**DATA ROWS**:
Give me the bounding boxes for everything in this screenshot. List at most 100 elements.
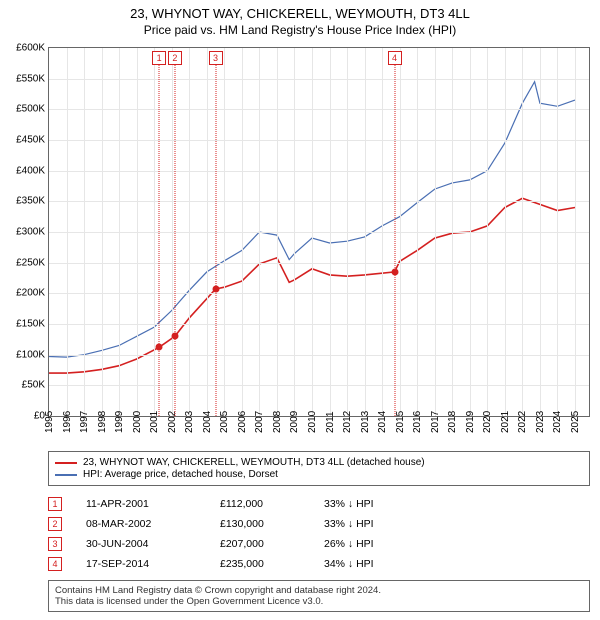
y-axis-label: £600K (16, 43, 45, 54)
x-gridline (242, 48, 243, 416)
x-gridline (365, 48, 366, 416)
x-gridline (207, 48, 208, 416)
x-axis-label: 2023 (535, 411, 546, 433)
plot-area: £0£50K£100K£150K£200K£250K£300K£350K£400… (48, 47, 590, 417)
transaction-dot (212, 286, 219, 293)
tx-price: £207,000 (220, 538, 300, 550)
tx-pct-vs-hpi: 26% ↓ HPI (324, 538, 414, 550)
legend-label: HPI: Average price, detached house, Dors… (83, 469, 278, 480)
tx-number-box: 4 (48, 557, 62, 571)
x-axis-label: 2015 (395, 411, 406, 433)
x-axis-label: 2012 (342, 411, 353, 433)
x-axis-label: 2017 (430, 411, 441, 433)
x-gridline (470, 48, 471, 416)
table-row: 330-JUN-2004£207,00026% ↓ HPI (48, 534, 590, 554)
x-axis-label: 2016 (412, 411, 423, 433)
tx-pct-vs-hpi: 34% ↓ HPI (324, 558, 414, 570)
y-axis-label: £550K (16, 73, 45, 84)
tx-price: £235,000 (220, 558, 300, 570)
x-gridline (137, 48, 138, 416)
legend-swatch (55, 462, 77, 464)
x-axis-label: 1998 (97, 411, 108, 433)
y-gridline (49, 263, 589, 264)
transaction-dot (391, 268, 398, 275)
chart-container: 23, WHYNOT WAY, CHICKERELL, WEYMOUTH, DT… (0, 6, 600, 612)
x-gridline (312, 48, 313, 416)
y-gridline (49, 385, 589, 386)
x-gridline (505, 48, 506, 416)
x-gridline (575, 48, 576, 416)
y-axis-label: £100K (16, 349, 45, 360)
x-axis-label: 2011 (325, 411, 336, 433)
x-gridline (540, 48, 541, 416)
x-gridline (330, 48, 331, 416)
y-gridline (49, 109, 589, 110)
table-row: 1 11-APR-2001 £112,000 33% ↓ HPI (48, 494, 590, 514)
transaction-marker-box: 2 (168, 51, 182, 65)
y-gridline (49, 140, 589, 141)
x-gridline (259, 48, 260, 416)
x-axis-label: 2004 (202, 411, 213, 433)
transaction-marker-line (215, 64, 216, 416)
transaction-dot (156, 344, 163, 351)
tx-pct-vs-hpi: 33% ↓ HPI (324, 498, 414, 510)
x-gridline (154, 48, 155, 416)
title-subtitle: Price paid vs. HM Land Registry's House … (0, 23, 600, 37)
legend-label: 23, WHYNOT WAY, CHICKERELL, WEYMOUTH, DT… (83, 457, 425, 468)
x-axis-label: 2019 (465, 411, 476, 433)
x-gridline (522, 48, 523, 416)
legend-row: HPI: Average price, detached house, Dors… (55, 469, 583, 480)
x-axis-label: 1999 (114, 411, 125, 433)
x-axis-label: 2000 (132, 411, 143, 433)
x-gridline (84, 48, 85, 416)
x-gridline (119, 48, 120, 416)
y-gridline (49, 324, 589, 325)
transaction-marker-box: 4 (388, 51, 402, 65)
x-axis-label: 2025 (570, 411, 581, 433)
x-axis-label: 1995 (44, 411, 55, 433)
x-axis-label: 2005 (219, 411, 230, 433)
y-axis-label: £500K (16, 104, 45, 115)
footer-line1: Contains HM Land Registry data © Crown c… (55, 585, 583, 596)
transaction-table: 111-APR-2001£112,00033% ↓ HPI208-MAR-200… (48, 494, 590, 574)
y-axis-label: £300K (16, 227, 45, 238)
tx-price: £112,000 (220, 498, 300, 510)
x-gridline (224, 48, 225, 416)
chart-titles: 23, WHYNOT WAY, CHICKERELL, WEYMOUTH, DT… (0, 6, 600, 37)
x-gridline (67, 48, 68, 416)
x-axis-label: 2018 (447, 411, 458, 433)
x-gridline (417, 48, 418, 416)
x-gridline (435, 48, 436, 416)
x-axis-label: 2006 (237, 411, 248, 433)
tx-date: 11-APR-2001 (86, 498, 196, 510)
transaction-marker-box: 3 (209, 51, 223, 65)
x-axis-label: 2007 (254, 411, 265, 433)
y-axis-label: £150K (16, 319, 45, 330)
tx-number-box: 3 (48, 537, 62, 551)
x-axis-label: 2002 (167, 411, 178, 433)
x-gridline (452, 48, 453, 416)
x-axis-label: 2003 (184, 411, 195, 433)
y-axis-label: £450K (16, 135, 45, 146)
x-gridline (102, 48, 103, 416)
x-axis-label: 2021 (500, 411, 511, 433)
y-gridline (49, 171, 589, 172)
transaction-marker-line (394, 64, 395, 416)
y-axis-label: £50K (22, 380, 45, 391)
tx-number-box: 1 (48, 497, 62, 511)
x-axis-label: 2008 (272, 411, 283, 433)
x-gridline (347, 48, 348, 416)
tx-number-box: 2 (48, 517, 62, 531)
transaction-marker-line (174, 64, 175, 416)
x-axis-label: 2010 (307, 411, 318, 433)
y-axis-label: £250K (16, 257, 45, 268)
transaction-marker-box: 1 (152, 51, 166, 65)
footer-attribution: Contains HM Land Registry data © Crown c… (48, 580, 590, 612)
y-gridline (49, 201, 589, 202)
transaction-dot (171, 333, 178, 340)
x-gridline (400, 48, 401, 416)
tx-pct-vs-hpi: 33% ↓ HPI (324, 518, 414, 530)
x-axis-label: 2014 (377, 411, 388, 433)
y-axis-label: £400K (16, 165, 45, 176)
x-gridline (277, 48, 278, 416)
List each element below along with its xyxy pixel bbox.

**SHORT PROBLEM**: Please list each line in the items above that contains the string "Land", treating uppercase and lowercase as different.

**SOLVED PROBLEM**:
title-subtitle: Price paid vs. HM Land Registry's House … (0, 23, 600, 37)
footer-line1: Contains HM Land Registry data © Crown c… (55, 585, 583, 596)
footer-attribution: Contains HM Land Registry data © Crown c… (48, 580, 590, 612)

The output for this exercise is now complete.